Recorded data

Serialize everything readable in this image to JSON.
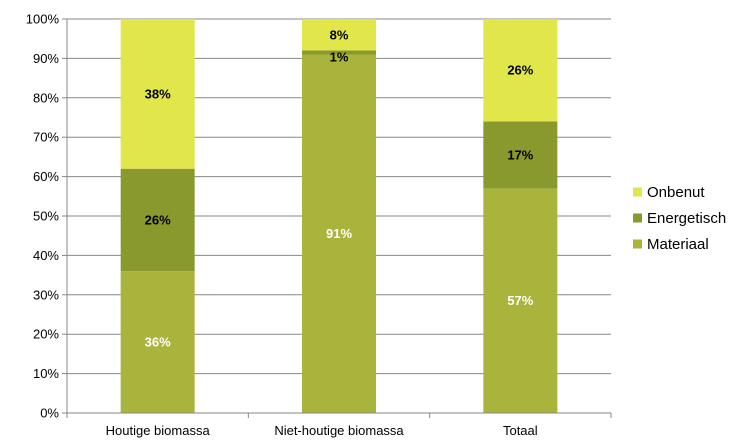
{
  "chart_data": {
    "type": "bar",
    "stacked": true,
    "normalized": true,
    "categories": [
      "Houtige biomassa",
      "Niet-houtige biomassa",
      "Totaal"
    ],
    "series": [
      {
        "name": "Materiaal",
        "values": [
          36,
          91,
          57
        ],
        "labels": [
          "36%",
          "91%",
          "57%"
        ],
        "color": "#a9b43c",
        "label_color": "#ffffff"
      },
      {
        "name": "Energetisch",
        "values": [
          26,
          1,
          17
        ],
        "labels": [
          "26%",
          "1%",
          "17%"
        ],
        "color": "#89992e",
        "label_color": "#000000"
      },
      {
        "name": "Onbenut",
        "values": [
          38,
          8,
          26
        ],
        "labels": [
          "38%",
          "8%",
          "26%"
        ],
        "color": "#e1e64a",
        "label_color": "#000000"
      }
    ],
    "y_ticks": [
      "0%",
      "10%",
      "20%",
      "30%",
      "40%",
      "50%",
      "60%",
      "70%",
      "80%",
      "90%",
      "100%"
    ],
    "ylim": [
      0,
      100
    ],
    "grid": true,
    "legend_position": "right",
    "legend_order": [
      "Onbenut",
      "Energetisch",
      "Materiaal"
    ],
    "title": "",
    "xlabel": "",
    "ylabel": "",
    "colors": {
      "grid": "#878787",
      "axis": "#878787"
    }
  }
}
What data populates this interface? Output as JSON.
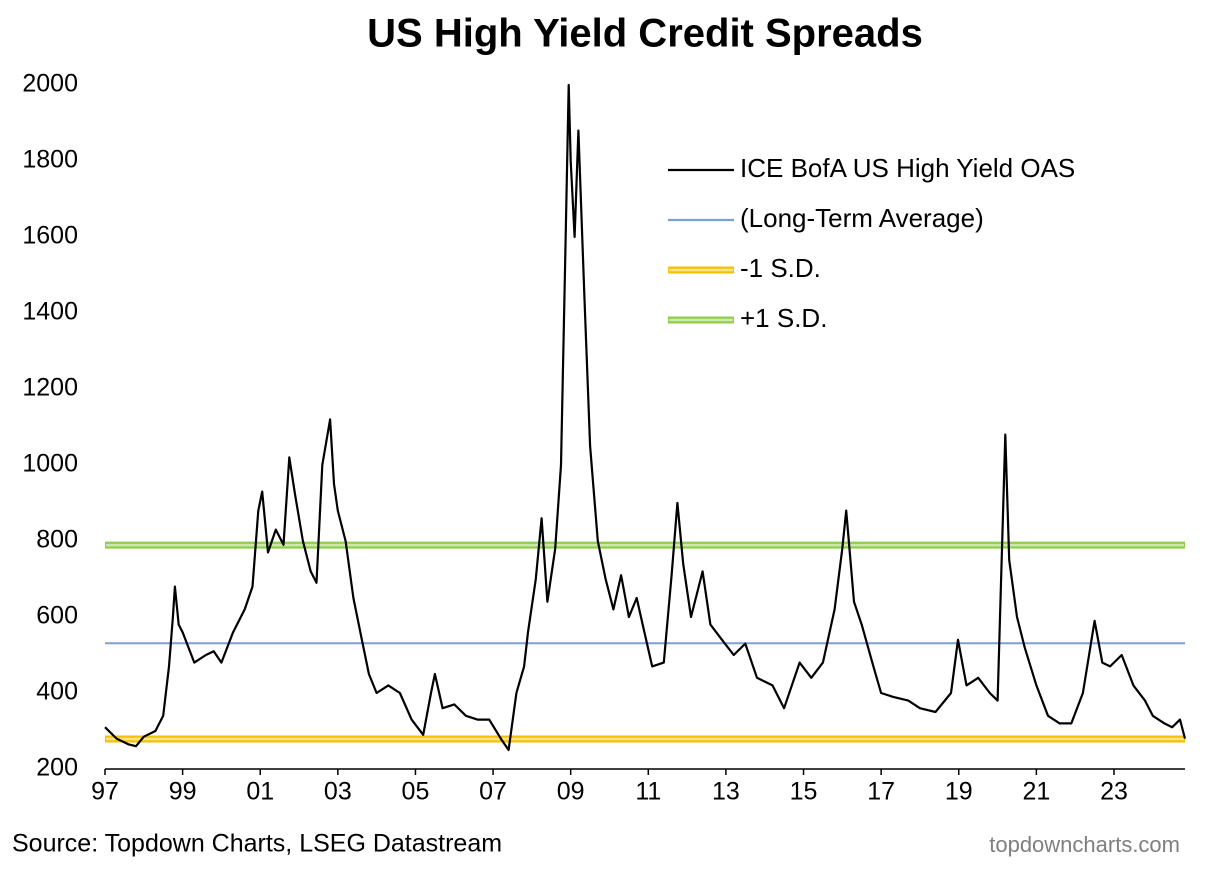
{
  "chart_data": {
    "type": "line",
    "title": "US High Yield Credit Spreads",
    "source": "Source: Topdown Charts, LSEG Datastream",
    "watermark": "topdowncharts.com",
    "xlim": [
      1997,
      2024.83
    ],
    "xticks": [
      {
        "value": 1997,
        "label": "97"
      },
      {
        "value": 1999,
        "label": "99"
      },
      {
        "value": 2001,
        "label": "01"
      },
      {
        "value": 2003,
        "label": "03"
      },
      {
        "value": 2005,
        "label": "05"
      },
      {
        "value": 2007,
        "label": "07"
      },
      {
        "value": 2009,
        "label": "09"
      },
      {
        "value": 2011,
        "label": "11"
      },
      {
        "value": 2013,
        "label": "13"
      },
      {
        "value": 2015,
        "label": "15"
      },
      {
        "value": 2017,
        "label": "17"
      },
      {
        "value": 2019,
        "label": "19"
      },
      {
        "value": 2021,
        "label": "21"
      },
      {
        "value": 2023,
        "label": "23"
      }
    ],
    "ylim": [
      200,
      2000
    ],
    "yticks": [
      200,
      400,
      600,
      800,
      1000,
      1200,
      1400,
      1600,
      1800,
      2000
    ],
    "x": [
      1997.0,
      1997.3,
      1997.6,
      1997.8,
      1998.0,
      1998.3,
      1998.5,
      1998.65,
      1998.75,
      1998.8,
      1998.9,
      1999.0,
      1999.3,
      1999.6,
      1999.8,
      2000.0,
      2000.3,
      2000.6,
      2000.8,
      2000.95,
      2001.05,
      2001.2,
      2001.4,
      2001.6,
      2001.75,
      2001.9,
      2002.1,
      2002.3,
      2002.45,
      2002.6,
      2002.8,
      2002.9,
      2003.0,
      2003.2,
      2003.4,
      2003.6,
      2003.8,
      2004.0,
      2004.3,
      2004.6,
      2004.9,
      2005.2,
      2005.4,
      2005.5,
      2005.7,
      2006.0,
      2006.3,
      2006.6,
      2006.9,
      2007.2,
      2007.4,
      2007.6,
      2007.8,
      2007.9,
      2008.1,
      2008.25,
      2008.4,
      2008.6,
      2008.75,
      2008.85,
      2008.95,
      2009.0,
      2009.1,
      2009.2,
      2009.35,
      2009.5,
      2009.7,
      2009.9,
      2010.1,
      2010.3,
      2010.5,
      2010.7,
      2010.9,
      2011.1,
      2011.4,
      2011.6,
      2011.75,
      2011.9,
      2012.1,
      2012.4,
      2012.6,
      2012.9,
      2013.2,
      2013.5,
      2013.8,
      2014.2,
      2014.5,
      2014.9,
      2015.2,
      2015.5,
      2015.8,
      2016.0,
      2016.1,
      2016.3,
      2016.5,
      2016.8,
      2017.0,
      2017.3,
      2017.7,
      2018.0,
      2018.4,
      2018.8,
      2018.98,
      2019.2,
      2019.5,
      2019.8,
      2020.0,
      2020.2,
      2020.3,
      2020.5,
      2020.7,
      2021.0,
      2021.3,
      2021.6,
      2021.9,
      2022.2,
      2022.5,
      2022.7,
      2022.9,
      2023.2,
      2023.5,
      2023.8,
      2024.0,
      2024.3,
      2024.5,
      2024.7,
      2024.83
    ],
    "series": [
      {
        "name": "ICE BofA US High Yield OAS",
        "color": "#000000",
        "values": [
          310,
          280,
          265,
          260,
          285,
          300,
          340,
          470,
          600,
          680,
          580,
          560,
          480,
          500,
          510,
          480,
          560,
          620,
          680,
          880,
          930,
          770,
          830,
          790,
          1020,
          920,
          800,
          720,
          690,
          1000,
          1120,
          950,
          880,
          800,
          650,
          550,
          450,
          400,
          420,
          400,
          330,
          290,
          400,
          450,
          360,
          370,
          340,
          330,
          330,
          280,
          250,
          400,
          470,
          560,
          700,
          860,
          640,
          780,
          1000,
          1500,
          2000,
          1800,
          1600,
          1880,
          1450,
          1050,
          800,
          700,
          620,
          710,
          600,
          650,
          560,
          470,
          480,
          710,
          900,
          740,
          600,
          720,
          580,
          540,
          500,
          530,
          440,
          420,
          360,
          480,
          440,
          480,
          620,
          780,
          880,
          640,
          580,
          470,
          400,
          390,
          380,
          360,
          350,
          400,
          540,
          420,
          440,
          400,
          380,
          1080,
          750,
          600,
          520,
          420,
          340,
          320,
          320,
          400,
          590,
          480,
          470,
          500,
          420,
          380,
          340,
          320,
          310,
          330,
          280
        ]
      }
    ],
    "hlines": [
      {
        "name": "(Long-Term Average)",
        "value": 531,
        "color": "#7f9fd0"
      },
      {
        "name": "-1 S.D.",
        "value": 279,
        "color": "#f2c200"
      },
      {
        "name": "+1 S.D.",
        "value": 789,
        "color": "#8fce4a"
      }
    ]
  }
}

What is needed.
Leave out the pictures and give the listing above again exactly.

Worked solution.
Serialize everything readable in this image to JSON.
{
  "chart_data": {
    "type": "bar",
    "stacked": true,
    "normalized": true,
    "categories": [
      "Houtige biomassa",
      "Niet-houtige biomassa",
      "Totaal"
    ],
    "series": [
      {
        "name": "Materiaal",
        "values": [
          36,
          91,
          57
        ],
        "labels": [
          "36%",
          "91%",
          "57%"
        ],
        "color": "#a9b43c",
        "label_color": "#ffffff"
      },
      {
        "name": "Energetisch",
        "values": [
          26,
          1,
          17
        ],
        "labels": [
          "26%",
          "1%",
          "17%"
        ],
        "color": "#89992e",
        "label_color": "#000000"
      },
      {
        "name": "Onbenut",
        "values": [
          38,
          8,
          26
        ],
        "labels": [
          "38%",
          "8%",
          "26%"
        ],
        "color": "#e1e64a",
        "label_color": "#000000"
      }
    ],
    "y_ticks": [
      "0%",
      "10%",
      "20%",
      "30%",
      "40%",
      "50%",
      "60%",
      "70%",
      "80%",
      "90%",
      "100%"
    ],
    "ylim": [
      0,
      100
    ],
    "grid": true,
    "legend_position": "right",
    "legend_order": [
      "Onbenut",
      "Energetisch",
      "Materiaal"
    ],
    "title": "",
    "xlabel": "",
    "ylabel": "",
    "colors": {
      "grid": "#878787",
      "axis": "#878787"
    }
  }
}
What data populates this interface? Output as JSON.
{
  "chart_data": {
    "type": "line",
    "title": "US High Yield Credit Spreads",
    "source": "Source: Topdown Charts, LSEG Datastream",
    "watermark": "topdowncharts.com",
    "xlim": [
      1997,
      2024.83
    ],
    "xticks": [
      {
        "value": 1997,
        "label": "97"
      },
      {
        "value": 1999,
        "label": "99"
      },
      {
        "value": 2001,
        "label": "01"
      },
      {
        "value": 2003,
        "label": "03"
      },
      {
        "value": 2005,
        "label": "05"
      },
      {
        "value": 2007,
        "label": "07"
      },
      {
        "value": 2009,
        "label": "09"
      },
      {
        "value": 2011,
        "label": "11"
      },
      {
        "value": 2013,
        "label": "13"
      },
      {
        "value": 2015,
        "label": "15"
      },
      {
        "value": 2017,
        "label": "17"
      },
      {
        "value": 2019,
        "label": "19"
      },
      {
        "value": 2021,
        "label": "21"
      },
      {
        "value": 2023,
        "label": "23"
      }
    ],
    "ylim": [
      200,
      2000
    ],
    "yticks": [
      200,
      400,
      600,
      800,
      1000,
      1200,
      1400,
      1600,
      1800,
      2000
    ],
    "x": [
      1997.0,
      1997.3,
      1997.6,
      1997.8,
      1998.0,
      1998.3,
      1998.5,
      1998.65,
      1998.75,
      1998.8,
      1998.9,
      1999.0,
      1999.3,
      1999.6,
      1999.8,
      2000.0,
      2000.3,
      2000.6,
      2000.8,
      2000.95,
      2001.05,
      2001.2,
      2001.4,
      2001.6,
      2001.75,
      2001.9,
      2002.1,
      2002.3,
      2002.45,
      2002.6,
      2002.8,
      2002.9,
      2003.0,
      2003.2,
      2003.4,
      2003.6,
      2003.8,
      2004.0,
      2004.3,
      2004.6,
      2004.9,
      2005.2,
      2005.4,
      2005.5,
      2005.7,
      2006.0,
      2006.3,
      2006.6,
      2006.9,
      2007.2,
      2007.4,
      2007.6,
      2007.8,
      2007.9,
      2008.1,
      2008.25,
      2008.4,
      2008.6,
      2008.75,
      2008.85,
      2008.95,
      2009.0,
      2009.1,
      2009.2,
      2009.35,
      2009.5,
      2009.7,
      2009.9,
      2010.1,
      2010.3,
      2010.5,
      2010.7,
      2010.9,
      2011.1,
      2011.4,
      2011.6,
      2011.75,
      2011.9,
      2012.1,
      2012.4,
      2012.6,
      2012.9,
      2013.2,
      2013.5,
      2013.8,
      2014.2,
      2014.5,
      2014.9,
      2015.2,
      2015.5,
      2015.8,
      2016.0,
      2016.1,
      2016.3,
      2016.5,
      2016.8,
      2017.0,
      2017.3,
      2017.7,
      2018.0,
      2018.4,
      2018.8,
      2018.98,
      2019.2,
      2019.5,
      2019.8,
      2020.0,
      2020.2,
      2020.3,
      2020.5,
      2020.7,
      2021.0,
      2021.3,
      2021.6,
      2021.9,
      2022.2,
      2022.5,
      2022.7,
      2022.9,
      2023.2,
      2023.5,
      2023.8,
      2024.0,
      2024.3,
      2024.5,
      2024.7,
      2024.83
    ],
    "series": [
      {
        "name": "ICE BofA US High Yield OAS",
        "color": "#000000",
        "values": [
          310,
          280,
          265,
          260,
          285,
          300,
          340,
          470,
          600,
          680,
          580,
          560,
          480,
          500,
          510,
          480,
          560,
          620,
          680,
          880,
          930,
          770,
          830,
          790,
          1020,
          920,
          800,
          720,
          690,
          1000,
          1120,
          950,
          880,
          800,
          650,
          550,
          450,
          400,
          420,
          400,
          330,
          290,
          400,
          450,
          360,
          370,
          340,
          330,
          330,
          280,
          250,
          400,
          470,
          560,
          700,
          860,
          640,
          780,
          1000,
          1500,
          2000,
          1800,
          1600,
          1880,
          1450,
          1050,
          800,
          700,
          620,
          710,
          600,
          650,
          560,
          470,
          480,
          710,
          900,
          740,
          600,
          720,
          580,
          540,
          500,
          530,
          440,
          420,
          360,
          480,
          440,
          480,
          620,
          780,
          880,
          640,
          580,
          470,
          400,
          390,
          380,
          360,
          350,
          400,
          540,
          420,
          440,
          400,
          380,
          1080,
          750,
          600,
          520,
          420,
          340,
          320,
          320,
          400,
          590,
          480,
          470,
          500,
          420,
          380,
          340,
          320,
          310,
          330,
          280
        ]
      }
    ],
    "hlines": [
      {
        "name": "(Long-Term Average)",
        "value": 531,
        "color": "#7f9fd0"
      },
      {
        "name": "-1 S.D.",
        "value": 279,
        "color": "#f2c200"
      },
      {
        "name": "+1 S.D.",
        "value": 789,
        "color": "#8fce4a"
      }
    ]
  }
}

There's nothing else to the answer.